Task statement = Each record below is to be copied word for word, with pictures removed.

>> BEGIN Data excerpts

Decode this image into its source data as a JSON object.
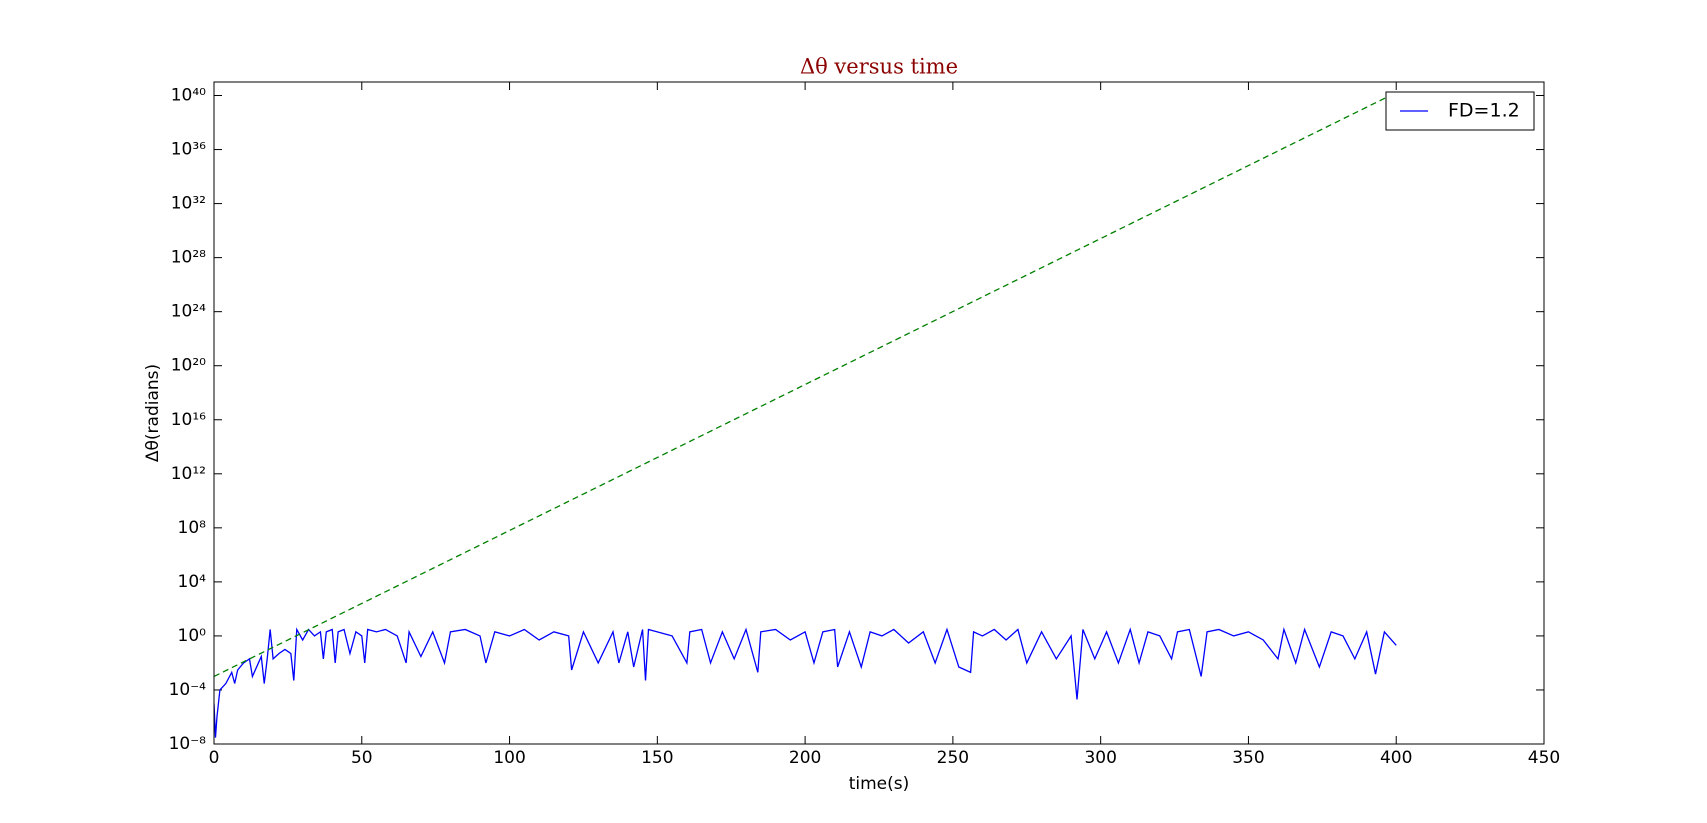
{
  "chart_data": {
    "type": "line",
    "title": "Δθ versus time",
    "xlabel": "time(s)",
    "ylabel": "Δθ(radians)",
    "yscale": "log",
    "grid": false,
    "legend": "upper right",
    "title_color": "#8b0000",
    "xlim": [
      0,
      450
    ],
    "xticks": [
      0,
      50,
      100,
      150,
      200,
      250,
      300,
      350,
      400,
      450
    ],
    "ylim": [
      1e-08,
      1e+41
    ],
    "yticks": [
      {
        "value": 1e-08,
        "label": "10⁻⁸"
      },
      {
        "value": 0.0001,
        "label": "10⁻⁴"
      },
      {
        "value": 1,
        "label": "10⁰"
      },
      {
        "value": 10000.0,
        "label": "10⁴"
      },
      {
        "value": 100000000.0,
        "label": "10⁸"
      },
      {
        "value": 1000000000000.0,
        "label": "10¹²"
      },
      {
        "value": 1e+16,
        "label": "10¹⁶"
      },
      {
        "value": 1e+20,
        "label": "10²⁰"
      },
      {
        "value": 1e+24,
        "label": "10²⁴"
      },
      {
        "value": 1e+28,
        "label": "10²⁸"
      },
      {
        "value": 1e+32,
        "label": "10³²"
      },
      {
        "value": 1e+36,
        "label": "10³⁶"
      },
      {
        "value": 1e+40,
        "label": "10⁴⁰"
      }
    ],
    "series": [
      {
        "name": "FD=1.2",
        "color": "#0000ff",
        "linestyle": "solid",
        "x": [
          0,
          0.5,
          1,
          2,
          4,
          6,
          7,
          8,
          10,
          12,
          13,
          16,
          17,
          18,
          19,
          20,
          22,
          24,
          26,
          27,
          28,
          30,
          32,
          34,
          36,
          37,
          38,
          40,
          41,
          42,
          44,
          46,
          48,
          50,
          51,
          52,
          55,
          58,
          62,
          65,
          66,
          70,
          74,
          78,
          80,
          85,
          90,
          92,
          95,
          100,
          105,
          110,
          115,
          120,
          121,
          125,
          130,
          135,
          137,
          140,
          142,
          145,
          146,
          147,
          150,
          155,
          160,
          161,
          165,
          168,
          172,
          176,
          180,
          184,
          185,
          190,
          195,
          200,
          203,
          206,
          210,
          211,
          215,
          219,
          222,
          226,
          230,
          235,
          240,
          244,
          248,
          252,
          256,
          257,
          260,
          264,
          268,
          272,
          275,
          280,
          285,
          290,
          292,
          294,
          298,
          302,
          306,
          310,
          313,
          316,
          320,
          324,
          326,
          330,
          334,
          336,
          340,
          345,
          350,
          355,
          360,
          362,
          366,
          369,
          374,
          378,
          382,
          386,
          390,
          393,
          396,
          400
        ],
        "values": [
          1e-05,
          3e-08,
          1e-06,
          0.0001,
          0.0003,
          0.002,
          0.0003,
          0.003,
          0.01,
          0.02,
          0.001,
          0.03,
          0.0003,
          0.02,
          3,
          0.02,
          0.05,
          0.1,
          0.05,
          0.0005,
          3,
          0.5,
          3,
          1,
          2,
          0.02,
          2,
          3,
          0.01,
          2,
          3,
          0.05,
          2,
          1,
          0.01,
          3,
          2,
          3,
          1,
          0.01,
          2,
          0.03,
          2,
          0.01,
          2,
          3,
          1,
          0.01,
          2,
          1,
          3,
          0.5,
          2,
          1,
          0.003,
          2,
          0.01,
          2,
          0.01,
          2,
          0.005,
          3,
          0.0005,
          3,
          2,
          1,
          0.01,
          2,
          3,
          0.01,
          2,
          0.02,
          3,
          0.002,
          2,
          3,
          0.5,
          2,
          0.01,
          2,
          3,
          0.005,
          2,
          0.005,
          2,
          1,
          3,
          0.3,
          2,
          0.01,
          3,
          0.005,
          0.002,
          2,
          1,
          3,
          0.5,
          3,
          0.01,
          2,
          0.02,
          1,
          2e-05,
          3,
          0.02,
          2,
          0.01,
          3,
          0.01,
          2,
          1,
          0.02,
          2,
          3,
          0.001,
          2,
          3,
          1,
          2,
          0.5,
          0.02,
          3,
          0.01,
          3,
          0.005,
          2,
          1,
          0.02,
          2,
          0.0015,
          2,
          0.2
        ]
      },
      {
        "color": "#008000",
        "linestyle": "dashed",
        "x": [
          0,
          398
        ],
        "values": [
          0.001,
          1e+40
        ]
      }
    ]
  }
}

>> END Data excerpts

Solution to the problem =
Decode this image into its source data as a JSON object.
{
  "chart_data": {
    "type": "line",
    "title": "Δθ versus time",
    "xlabel": "time(s)",
    "ylabel": "Δθ(radians)",
    "yscale": "log",
    "grid": false,
    "legend": "upper right",
    "title_color": "#8b0000",
    "xlim": [
      0,
      450
    ],
    "xticks": [
      0,
      50,
      100,
      150,
      200,
      250,
      300,
      350,
      400,
      450
    ],
    "ylim": [
      1e-08,
      1e+41
    ],
    "yticks": [
      {
        "value": 1e-08,
        "label": "10⁻⁸"
      },
      {
        "value": 0.0001,
        "label": "10⁻⁴"
      },
      {
        "value": 1,
        "label": "10⁰"
      },
      {
        "value": 10000.0,
        "label": "10⁴"
      },
      {
        "value": 100000000.0,
        "label": "10⁸"
      },
      {
        "value": 1000000000000.0,
        "label": "10¹²"
      },
      {
        "value": 1e+16,
        "label": "10¹⁶"
      },
      {
        "value": 1e+20,
        "label": "10²⁰"
      },
      {
        "value": 1e+24,
        "label": "10²⁴"
      },
      {
        "value": 1e+28,
        "label": "10²⁸"
      },
      {
        "value": 1e+32,
        "label": "10³²"
      },
      {
        "value": 1e+36,
        "label": "10³⁶"
      },
      {
        "value": 1e+40,
        "label": "10⁴⁰"
      }
    ],
    "series": [
      {
        "name": "FD=1.2",
        "color": "#0000ff",
        "linestyle": "solid",
        "x": [
          0,
          0.5,
          1,
          2,
          4,
          6,
          7,
          8,
          10,
          12,
          13,
          16,
          17,
          18,
          19,
          20,
          22,
          24,
          26,
          27,
          28,
          30,
          32,
          34,
          36,
          37,
          38,
          40,
          41,
          42,
          44,
          46,
          48,
          50,
          51,
          52,
          55,
          58,
          62,
          65,
          66,
          70,
          74,
          78,
          80,
          85,
          90,
          92,
          95,
          100,
          105,
          110,
          115,
          120,
          121,
          125,
          130,
          135,
          137,
          140,
          142,
          145,
          146,
          147,
          150,
          155,
          160,
          161,
          165,
          168,
          172,
          176,
          180,
          184,
          185,
          190,
          195,
          200,
          203,
          206,
          210,
          211,
          215,
          219,
          222,
          226,
          230,
          235,
          240,
          244,
          248,
          252,
          256,
          257,
          260,
          264,
          268,
          272,
          275,
          280,
          285,
          290,
          292,
          294,
          298,
          302,
          306,
          310,
          313,
          316,
          320,
          324,
          326,
          330,
          334,
          336,
          340,
          345,
          350,
          355,
          360,
          362,
          366,
          369,
          374,
          378,
          382,
          386,
          390,
          393,
          396,
          400
        ],
        "values": [
          1e-05,
          3e-08,
          1e-06,
          0.0001,
          0.0003,
          0.002,
          0.0003,
          0.003,
          0.01,
          0.02,
          0.001,
          0.03,
          0.0003,
          0.02,
          3,
          0.02,
          0.05,
          0.1,
          0.05,
          0.0005,
          3,
          0.5,
          3,
          1,
          2,
          0.02,
          2,
          3,
          0.01,
          2,
          3,
          0.05,
          2,
          1,
          0.01,
          3,
          2,
          3,
          1,
          0.01,
          2,
          0.03,
          2,
          0.01,
          2,
          3,
          1,
          0.01,
          2,
          1,
          3,
          0.5,
          2,
          1,
          0.003,
          2,
          0.01,
          2,
          0.01,
          2,
          0.005,
          3,
          0.0005,
          3,
          2,
          1,
          0.01,
          2,
          3,
          0.01,
          2,
          0.02,
          3,
          0.002,
          2,
          3,
          0.5,
          2,
          0.01,
          2,
          3,
          0.005,
          2,
          0.005,
          2,
          1,
          3,
          0.3,
          2,
          0.01,
          3,
          0.005,
          0.002,
          2,
          1,
          3,
          0.5,
          3,
          0.01,
          2,
          0.02,
          1,
          2e-05,
          3,
          0.02,
          2,
          0.01,
          3,
          0.01,
          2,
          1,
          0.02,
          2,
          3,
          0.001,
          2,
          3,
          1,
          2,
          0.5,
          0.02,
          3,
          0.01,
          3,
          0.005,
          2,
          1,
          0.02,
          2,
          0.0015,
          2,
          0.2
        ]
      },
      {
        "color": "#008000",
        "linestyle": "dashed",
        "x": [
          0,
          398
        ],
        "values": [
          0.001,
          1e+40
        ]
      }
    ]
  }
}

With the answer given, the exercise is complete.